(Records from a data collection)
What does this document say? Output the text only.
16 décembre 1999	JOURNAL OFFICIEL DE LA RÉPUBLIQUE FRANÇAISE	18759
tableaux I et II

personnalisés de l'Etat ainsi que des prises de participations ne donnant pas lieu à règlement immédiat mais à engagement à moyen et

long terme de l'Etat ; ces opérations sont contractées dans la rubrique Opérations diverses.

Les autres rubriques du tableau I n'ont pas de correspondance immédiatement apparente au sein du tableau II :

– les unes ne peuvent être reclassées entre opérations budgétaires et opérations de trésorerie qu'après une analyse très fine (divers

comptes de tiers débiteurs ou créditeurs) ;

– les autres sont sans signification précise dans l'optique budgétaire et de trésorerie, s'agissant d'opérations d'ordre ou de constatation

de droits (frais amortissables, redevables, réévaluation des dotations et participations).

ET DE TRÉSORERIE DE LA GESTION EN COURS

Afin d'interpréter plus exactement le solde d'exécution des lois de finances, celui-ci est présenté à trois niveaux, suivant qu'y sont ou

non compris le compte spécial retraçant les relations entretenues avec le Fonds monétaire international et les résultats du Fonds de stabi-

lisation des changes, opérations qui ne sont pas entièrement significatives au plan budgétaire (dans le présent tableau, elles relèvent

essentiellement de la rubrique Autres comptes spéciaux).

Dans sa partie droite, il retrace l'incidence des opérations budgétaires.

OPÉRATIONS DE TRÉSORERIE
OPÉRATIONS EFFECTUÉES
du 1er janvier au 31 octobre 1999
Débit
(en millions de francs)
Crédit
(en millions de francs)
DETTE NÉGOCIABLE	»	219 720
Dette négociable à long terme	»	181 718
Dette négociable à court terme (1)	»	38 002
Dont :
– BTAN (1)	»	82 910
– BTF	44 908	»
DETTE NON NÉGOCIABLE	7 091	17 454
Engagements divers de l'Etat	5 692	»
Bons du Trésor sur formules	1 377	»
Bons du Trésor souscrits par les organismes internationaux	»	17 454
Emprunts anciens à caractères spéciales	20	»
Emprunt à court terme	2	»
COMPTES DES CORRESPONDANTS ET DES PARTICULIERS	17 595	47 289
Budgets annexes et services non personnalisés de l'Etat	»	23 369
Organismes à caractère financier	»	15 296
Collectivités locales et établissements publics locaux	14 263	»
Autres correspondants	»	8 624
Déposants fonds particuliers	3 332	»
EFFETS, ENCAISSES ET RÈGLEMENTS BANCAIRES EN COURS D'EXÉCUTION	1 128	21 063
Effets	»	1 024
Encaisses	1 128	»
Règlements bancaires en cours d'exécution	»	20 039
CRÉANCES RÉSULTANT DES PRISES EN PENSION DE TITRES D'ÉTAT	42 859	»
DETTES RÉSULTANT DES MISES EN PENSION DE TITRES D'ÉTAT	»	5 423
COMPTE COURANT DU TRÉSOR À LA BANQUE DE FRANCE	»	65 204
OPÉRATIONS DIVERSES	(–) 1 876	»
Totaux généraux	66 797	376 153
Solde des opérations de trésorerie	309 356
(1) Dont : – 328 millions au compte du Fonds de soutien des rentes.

PROBLEM TO WORK ON –
Give the listing again, word for word.

OUTPUT FOR THIS EXERCISE –
What does this document say? Output the text only.
16 décembre 1999	JOURNAL OFFICIEL DE LA RÉPUBLIQUE FRANÇAISE	18759
tableaux I et II

personnalisés de l'Etat ainsi que des prises de participations ne donnant pas lieu à règlement immédiat mais à engagement à moyen et

long terme de l'Etat ; ces opérations sont contractées dans la rubrique Opérations diverses.

Les autres rubriques du tableau I n'ont pas de correspondance immédiatement apparente au sein du tableau II :

– les unes ne peuvent être reclassées entre opérations budgétaires et opérations de trésorerie qu'après une analyse très fine (divers

comptes de tiers débiteurs ou créditeurs) ;

– les autres sont sans signification précise dans l'optique budgétaire et de trésorerie, s'agissant d'opérations d'ordre ou de constatation

de droits (frais amortissables, redevables, réévaluation des dotations et participations).

ET DE TRÉSORERIE DE LA GESTION EN COURS

Afin d'interpréter plus exactement le solde d'exécution des lois de finances, celui-ci est présenté à trois niveaux, suivant qu'y sont ou

non compris le compte spécial retraçant les relations entretenues avec le Fonds monétaire international et les résultats du Fonds de stabi-

lisation des changes, opérations qui ne sont pas entièrement significatives au plan budgétaire (dans le présent tableau, elles relèvent

essentiellement de la rubrique Autres comptes spéciaux).

Dans sa partie droite, il retrace l'incidence des opérations budgétaires.

OPÉRATIONS DE TRÉSORERIE
OPÉRATIONS EFFECTUÉES
du 1er janvier au 31 octobre 1999
Débit
(en millions de francs)
Crédit
(en millions de francs)
DETTE NÉGOCIABLE	»	219 720
Dette négociable à long terme	»	181 718
Dette négociable à court terme (1)	»	38 002
Dont :
– BTAN (1)	»	82 910
– BTF	44 908	»
DETTE NON NÉGOCIABLE	7 091	17 454
Engagements divers de l'Etat	5 692	»
Bons du Trésor sur formules	1 377	»
Bons du Trésor souscrits par les organismes internationaux	»	17 454
Emprunts anciens à caractères spéciales	20	»
Emprunt à court terme	2	»
COMPTES DES CORRESPONDANTS ET DES PARTICULIERS	17 595	47 289
Budgets annexes et services non personnalisés de l'Etat	»	23 369
Organismes à caractère financier	»	15 296
Collectivités locales et établissements publics locaux	14 263	»
Autres correspondants	»	8 624
Déposants fonds particuliers	3 332	»
EFFETS, ENCAISSES ET RÈGLEMENTS BANCAIRES EN COURS D'EXÉCUTION	1 128	21 063
Effets	»	1 024
Encaisses	1 128	»
Règlements bancaires en cours d'exécution	»	20 039
CRÉANCES RÉSULTANT DES PRISES EN PENSION DE TITRES D'ÉTAT	42 859	»
DETTES RÉSULTANT DES MISES EN PENSION DE TITRES D'ÉTAT	»	5 423
COMPTE COURANT DU TRÉSOR À LA BANQUE DE FRANCE	»	65 204
OPÉRATIONS DIVERSES	(–) 1 876	»
Totaux généraux	66 797	376 153
Solde des opérations de trésorerie	309 356
(1) Dont : – 328 millions au compte du Fonds de soutien des rentes.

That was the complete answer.